Material supplied
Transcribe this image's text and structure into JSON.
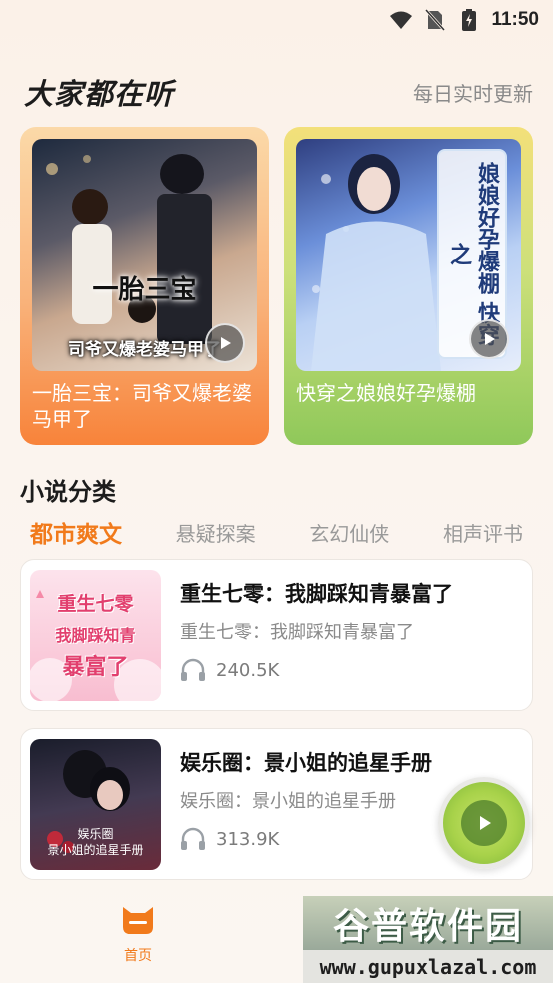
{
  "status_bar": {
    "time": "11:50",
    "icons": [
      "wifi-icon",
      "no-sim-icon",
      "battery-charging-icon"
    ]
  },
  "header": {
    "title": "大家都在听",
    "subtitle": "每日实时更新"
  },
  "featured": [
    {
      "title": "一胎三宝：司爷又爆老婆马甲了",
      "cover_caption": "一胎三宝",
      "cover_subcaption": "司爷又爆老婆马甲了",
      "accent": "#f8833a"
    },
    {
      "title": "快穿之娘娘好孕爆棚",
      "cover_caption": "娘娘好孕爆棚 快穿之",
      "accent": "#8fc85a"
    }
  ],
  "category": {
    "title": "小说分类",
    "tabs": [
      "都市爽文",
      "悬疑探案",
      "玄幻仙侠",
      "相声评书"
    ],
    "active_tab": "都市爽文"
  },
  "books": [
    {
      "title": "重生七零：我脚踩知青暴富了",
      "description": "重生七零：我脚踩知青暴富了",
      "plays": "240.5K",
      "cover_lines": [
        "重生七零",
        "我脚踩知青",
        "暴富了"
      ]
    },
    {
      "title": "娱乐圈：景小姐的追星手册",
      "description": "娱乐圈：景小姐的追星手册",
      "plays": "313.9K",
      "cover_lines": [
        "娱乐圈",
        "景小姐的追星手册"
      ]
    }
  ],
  "bottom_nav": {
    "home_label": "首页"
  },
  "watermark": {
    "brand": "谷普软件园",
    "url": "www.gupuxlazal.com"
  },
  "colors": {
    "accent_orange": "#f17a1b",
    "background": "#fbf3ec"
  }
}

Short problem
The word "description" may turn up on some lines of these records; say how many, with no other words.

Written answer
2